* Exercise objective:
Extract the lines that hold the string "desglosadas".

* Records for the exercise:
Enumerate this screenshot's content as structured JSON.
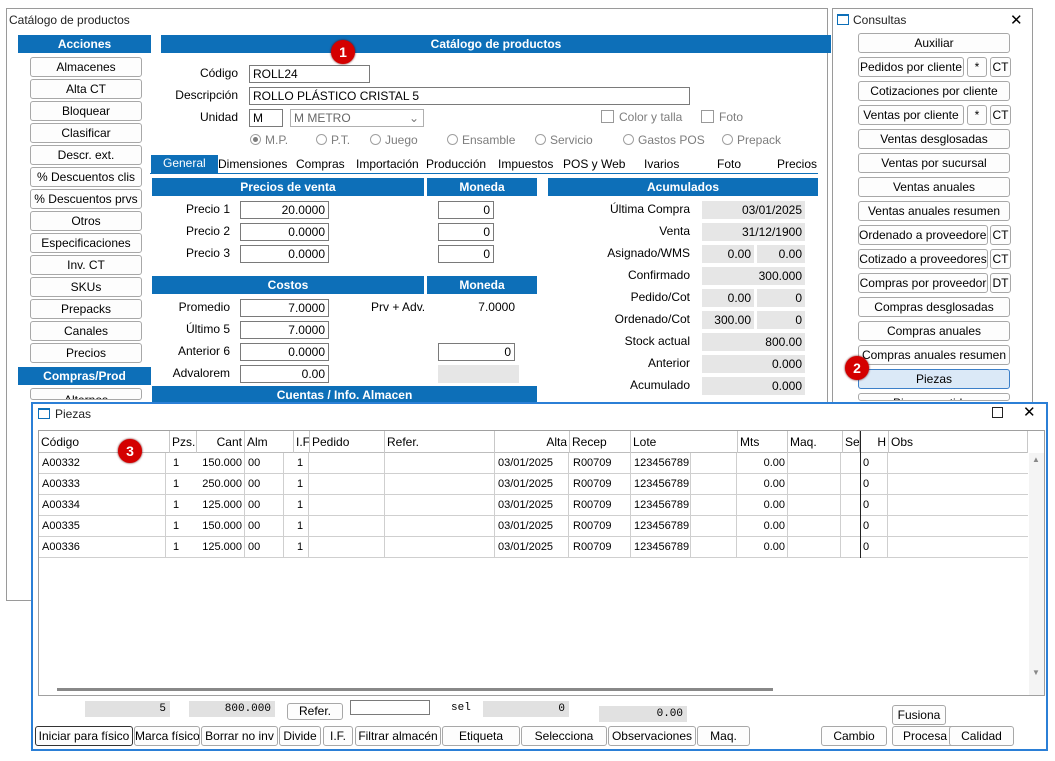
{
  "catalog_window": {
    "title": "Catálogo de productos",
    "header": "Catálogo de productos",
    "acciones_header": "Acciones",
    "acciones": [
      "Almacenes",
      "Alta CT",
      "Bloquear",
      "Clasificar",
      "Descr. ext.",
      "% Descuentos clis",
      "% Descuentos prvs",
      "Otros",
      "Especificaciones",
      "Inv. CT",
      "SKUs",
      "Prepacks",
      "Canales",
      "Precios"
    ],
    "compras_header": "Compras/Prod",
    "compras_first": "Alternos",
    "codigo_label": "Código",
    "codigo_value": "ROLL24",
    "descripcion_label": "Descripción",
    "descripcion_value": "ROLLO PLÁSTICO CRISTAL 5",
    "unidad_label": "Unidad",
    "unidad_value": "M",
    "unidad_select": "M  METRO",
    "color_talla": "Color y talla",
    "foto_chk": "Foto",
    "radios": [
      "M.P.",
      "P.T.",
      "Juego",
      "Ensamble",
      "Servicio",
      "Gastos POS",
      "Prepack"
    ],
    "tabs": [
      "General",
      "Dimensiones",
      "Compras",
      "Importación",
      "Producción",
      "Impuestos",
      "POS y Web",
      "Ivarios",
      "Foto",
      "Precios"
    ],
    "precios_header": "Precios de venta",
    "moneda_header": "Moneda",
    "precios": [
      {
        "label": "Precio 1",
        "value": "20.0000",
        "moneda": "0"
      },
      {
        "label": "Precio 2",
        "value": "0.0000",
        "moneda": "0"
      },
      {
        "label": "Precio 3",
        "value": "0.0000",
        "moneda": "0"
      }
    ],
    "costos_header": "Costos",
    "costos": [
      {
        "label": "Promedio",
        "value": "7.0000"
      },
      {
        "label": "Último 5",
        "value": "7.0000"
      },
      {
        "label": "Anterior 6",
        "value": "0.0000"
      },
      {
        "label": "Advalorem",
        "value": "0.00"
      }
    ],
    "prv_adv_label": "Prv + Adv.",
    "prv_adv_value": "7.0000",
    "costos_moneda": "0",
    "cuentas_header": "Cuentas / Info. Almacen",
    "acumulados_header": "Acumulados",
    "acumulados": [
      {
        "label": "Última  Compra",
        "v1": "03/01/2025"
      },
      {
        "label": "Venta",
        "v1": "31/12/1900"
      },
      {
        "label": "Asignado/WMS",
        "v1": "0.00",
        "v2": "0.00"
      },
      {
        "label": "Confirmado",
        "v1": "300.000"
      },
      {
        "label": "Pedido/Cot",
        "v1": "0.00",
        "v2": "0"
      },
      {
        "label": "Ordenado/Cot",
        "v1": "300.00",
        "v2": "0"
      },
      {
        "label": "Stock actual",
        "v1": "800.00"
      },
      {
        "label": "Anterior",
        "v1": "0.000"
      },
      {
        "label": "Acumulado",
        "v1": "0.000"
      }
    ]
  },
  "consultas": {
    "title": "Consultas",
    "items": [
      {
        "label": "Auxiliar"
      },
      {
        "label": "Pedidos por cliente",
        "extra": [
          "*",
          "CT"
        ]
      },
      {
        "label": "Cotizaciones por cliente"
      },
      {
        "label": "Ventas por cliente",
        "extra": [
          "*",
          "CT"
        ]
      },
      {
        "label": "Ventas desglosadas"
      },
      {
        "label": "Ventas por sucursal"
      },
      {
        "label": "Ventas anuales"
      },
      {
        "label": "Ventas anuales resumen"
      },
      {
        "label": "Ordenado a proveedores",
        "extra": [
          "CT"
        ]
      },
      {
        "label": "Cotizado a proveedores",
        "extra": [
          "CT"
        ]
      },
      {
        "label": "Compras por proveedor",
        "extra": [
          "DT"
        ]
      },
      {
        "label": "Compras desglosadas"
      },
      {
        "label": "Compras anuales"
      },
      {
        "label": "Compras anuales resumen"
      },
      {
        "label": "Piezas"
      },
      {
        "label": "Piezas partidas"
      }
    ]
  },
  "piezas": {
    "title": "Piezas",
    "columns": [
      "Código",
      "Pzs.",
      "Cant",
      "Alm",
      "I.F.",
      "Pedido",
      "Refer.",
      "Alta",
      "Recep",
      "Lote",
      "Mts",
      "Maq.",
      "Se",
      "H",
      "Obs"
    ],
    "rows": [
      [
        "A00332",
        "1",
        "150.000",
        "00",
        "1",
        "",
        "",
        "03/01/2025",
        "R00709",
        "123456789",
        "0.00",
        "",
        "",
        "0",
        ""
      ],
      [
        "A00333",
        "1",
        "250.000",
        "00",
        "1",
        "",
        "",
        "03/01/2025",
        "R00709",
        "123456789",
        "0.00",
        "",
        "",
        "0",
        ""
      ],
      [
        "A00334",
        "1",
        "125.000",
        "00",
        "1",
        "",
        "",
        "03/01/2025",
        "R00709",
        "123456789",
        "0.00",
        "",
        "",
        "0",
        ""
      ],
      [
        "A00335",
        "1",
        "150.000",
        "00",
        "1",
        "",
        "",
        "03/01/2025",
        "R00709",
        "123456789",
        "0.00",
        "",
        "",
        "0",
        ""
      ],
      [
        "A00336",
        "1",
        "125.000",
        "00",
        "1",
        "",
        "",
        "03/01/2025",
        "R00709",
        "123456789",
        "0.00",
        "",
        "",
        "0",
        ""
      ]
    ],
    "count": "5",
    "total": "800.000",
    "refer_btn": "Refer.",
    "sel_label": "sel",
    "sel_value": "0",
    "sel_total": "0.00",
    "fusiona": "Fusiona",
    "bottom_buttons": [
      "Iniciar para físico",
      "Marca físico",
      "Borrar no inv",
      "Divide",
      "I.F.",
      "Filtrar almacén",
      "Etiqueta",
      "Selecciona",
      "Observaciones",
      "Maq."
    ],
    "right_buttons": [
      "Cambio",
      "Procesa",
      "Calidad"
    ]
  },
  "badges": [
    "1",
    "2",
    "3"
  ],
  "colors": {
    "accent": "#0d6fb8",
    "badge": "#d40000",
    "selected_btn": "#dbe9f7"
  }
}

* Output of the exercise:
        "label": "Ventas desglosadas"
        "label": "Compras desglosadas"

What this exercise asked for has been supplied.